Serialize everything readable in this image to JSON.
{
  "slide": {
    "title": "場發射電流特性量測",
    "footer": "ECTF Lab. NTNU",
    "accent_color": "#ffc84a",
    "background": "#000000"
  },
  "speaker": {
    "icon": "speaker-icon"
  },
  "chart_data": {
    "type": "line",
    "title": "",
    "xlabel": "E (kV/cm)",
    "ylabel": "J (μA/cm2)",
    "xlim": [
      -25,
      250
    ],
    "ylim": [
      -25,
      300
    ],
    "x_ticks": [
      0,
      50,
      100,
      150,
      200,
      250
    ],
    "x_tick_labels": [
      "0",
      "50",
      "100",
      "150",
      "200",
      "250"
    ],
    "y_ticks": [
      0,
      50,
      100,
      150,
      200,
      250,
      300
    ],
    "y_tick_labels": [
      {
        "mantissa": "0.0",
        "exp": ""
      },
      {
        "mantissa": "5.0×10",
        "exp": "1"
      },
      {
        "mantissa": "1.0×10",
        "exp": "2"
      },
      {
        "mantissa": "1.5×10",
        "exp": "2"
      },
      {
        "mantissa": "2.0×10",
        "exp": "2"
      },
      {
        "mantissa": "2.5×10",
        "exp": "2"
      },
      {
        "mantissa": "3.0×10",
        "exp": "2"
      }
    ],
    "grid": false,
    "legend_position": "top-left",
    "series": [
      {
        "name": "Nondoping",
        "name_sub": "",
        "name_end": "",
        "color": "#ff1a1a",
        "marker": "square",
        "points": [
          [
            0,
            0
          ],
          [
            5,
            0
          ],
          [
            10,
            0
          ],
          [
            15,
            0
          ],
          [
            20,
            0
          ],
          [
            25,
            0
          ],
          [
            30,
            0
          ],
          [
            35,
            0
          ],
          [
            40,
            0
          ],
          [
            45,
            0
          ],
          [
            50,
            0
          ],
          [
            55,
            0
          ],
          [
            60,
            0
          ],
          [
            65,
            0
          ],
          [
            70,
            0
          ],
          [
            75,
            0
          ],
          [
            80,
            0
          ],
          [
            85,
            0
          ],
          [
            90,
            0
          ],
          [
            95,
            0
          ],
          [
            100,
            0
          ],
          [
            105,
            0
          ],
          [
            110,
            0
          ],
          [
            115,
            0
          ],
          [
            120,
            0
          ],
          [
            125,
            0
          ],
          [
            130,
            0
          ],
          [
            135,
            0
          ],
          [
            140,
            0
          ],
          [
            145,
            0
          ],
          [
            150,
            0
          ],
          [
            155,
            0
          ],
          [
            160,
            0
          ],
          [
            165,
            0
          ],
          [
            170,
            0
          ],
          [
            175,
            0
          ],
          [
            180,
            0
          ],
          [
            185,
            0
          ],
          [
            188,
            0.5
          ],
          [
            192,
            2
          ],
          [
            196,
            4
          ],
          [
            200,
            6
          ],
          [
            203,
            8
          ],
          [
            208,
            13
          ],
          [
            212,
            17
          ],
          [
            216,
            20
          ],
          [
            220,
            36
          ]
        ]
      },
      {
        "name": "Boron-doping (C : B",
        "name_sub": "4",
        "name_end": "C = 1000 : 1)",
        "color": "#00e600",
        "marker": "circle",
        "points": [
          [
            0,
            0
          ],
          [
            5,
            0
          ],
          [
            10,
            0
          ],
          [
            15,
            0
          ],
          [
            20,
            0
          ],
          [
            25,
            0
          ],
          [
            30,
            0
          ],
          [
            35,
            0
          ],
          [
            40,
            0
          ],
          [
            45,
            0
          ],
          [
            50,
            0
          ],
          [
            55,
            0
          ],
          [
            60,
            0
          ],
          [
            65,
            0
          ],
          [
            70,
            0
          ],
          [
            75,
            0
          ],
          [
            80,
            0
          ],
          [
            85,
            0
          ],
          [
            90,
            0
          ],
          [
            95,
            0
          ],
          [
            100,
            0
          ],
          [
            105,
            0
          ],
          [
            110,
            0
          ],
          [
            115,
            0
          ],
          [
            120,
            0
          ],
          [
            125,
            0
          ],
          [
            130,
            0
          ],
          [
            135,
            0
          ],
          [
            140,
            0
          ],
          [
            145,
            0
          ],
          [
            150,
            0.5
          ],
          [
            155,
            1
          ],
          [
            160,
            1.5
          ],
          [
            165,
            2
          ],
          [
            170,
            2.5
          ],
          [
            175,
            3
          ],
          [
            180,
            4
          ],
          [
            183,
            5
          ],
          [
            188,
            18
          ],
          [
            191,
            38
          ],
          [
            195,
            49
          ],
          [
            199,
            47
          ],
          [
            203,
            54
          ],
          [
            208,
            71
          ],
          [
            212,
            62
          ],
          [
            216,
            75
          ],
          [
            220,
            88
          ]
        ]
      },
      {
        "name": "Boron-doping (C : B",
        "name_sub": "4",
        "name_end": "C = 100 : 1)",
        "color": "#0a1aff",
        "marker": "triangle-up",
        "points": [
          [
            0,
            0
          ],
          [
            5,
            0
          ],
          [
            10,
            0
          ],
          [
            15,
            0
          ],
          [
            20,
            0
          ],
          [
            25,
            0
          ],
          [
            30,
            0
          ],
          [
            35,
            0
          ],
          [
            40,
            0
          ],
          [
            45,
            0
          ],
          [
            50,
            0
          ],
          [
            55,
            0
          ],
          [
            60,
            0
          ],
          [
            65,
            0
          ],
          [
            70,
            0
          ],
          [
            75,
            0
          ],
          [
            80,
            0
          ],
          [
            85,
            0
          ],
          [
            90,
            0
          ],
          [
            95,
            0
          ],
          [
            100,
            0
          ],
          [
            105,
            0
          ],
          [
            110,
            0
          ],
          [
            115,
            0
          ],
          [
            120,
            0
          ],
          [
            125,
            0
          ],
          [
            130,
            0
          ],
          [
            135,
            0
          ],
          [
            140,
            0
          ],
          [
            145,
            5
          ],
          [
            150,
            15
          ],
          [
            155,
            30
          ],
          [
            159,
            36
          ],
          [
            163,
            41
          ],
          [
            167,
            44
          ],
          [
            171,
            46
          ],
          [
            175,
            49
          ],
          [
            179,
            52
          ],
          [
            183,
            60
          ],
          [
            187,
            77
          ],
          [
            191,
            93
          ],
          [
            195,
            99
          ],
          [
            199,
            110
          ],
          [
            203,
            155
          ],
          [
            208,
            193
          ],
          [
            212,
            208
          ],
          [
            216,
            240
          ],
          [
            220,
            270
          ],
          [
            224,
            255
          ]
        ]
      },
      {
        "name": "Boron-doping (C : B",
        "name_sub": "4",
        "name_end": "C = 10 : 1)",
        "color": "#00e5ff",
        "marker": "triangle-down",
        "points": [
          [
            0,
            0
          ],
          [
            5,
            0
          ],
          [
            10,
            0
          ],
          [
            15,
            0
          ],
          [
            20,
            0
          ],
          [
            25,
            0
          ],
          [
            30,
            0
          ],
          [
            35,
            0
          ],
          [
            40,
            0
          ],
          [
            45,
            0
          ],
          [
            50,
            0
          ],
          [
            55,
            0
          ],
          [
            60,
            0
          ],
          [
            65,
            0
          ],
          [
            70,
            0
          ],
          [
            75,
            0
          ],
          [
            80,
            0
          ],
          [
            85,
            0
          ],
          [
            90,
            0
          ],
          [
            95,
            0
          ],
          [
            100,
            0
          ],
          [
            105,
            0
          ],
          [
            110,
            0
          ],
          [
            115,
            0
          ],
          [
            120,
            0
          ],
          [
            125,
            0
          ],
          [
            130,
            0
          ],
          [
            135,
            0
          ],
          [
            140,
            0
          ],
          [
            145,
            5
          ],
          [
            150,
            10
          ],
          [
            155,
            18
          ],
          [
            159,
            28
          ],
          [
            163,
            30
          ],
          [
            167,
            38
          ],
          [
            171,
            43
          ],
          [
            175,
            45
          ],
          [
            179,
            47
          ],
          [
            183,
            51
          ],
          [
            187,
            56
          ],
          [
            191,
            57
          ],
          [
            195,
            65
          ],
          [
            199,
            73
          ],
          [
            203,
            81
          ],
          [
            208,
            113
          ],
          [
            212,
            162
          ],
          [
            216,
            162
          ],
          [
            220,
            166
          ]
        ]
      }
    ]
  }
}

-----

» **Task**
Find the word "triangle" and list each line it appears in.

» **Output below**
        "marker": "triangle-up",
        "marker": "triangle-down",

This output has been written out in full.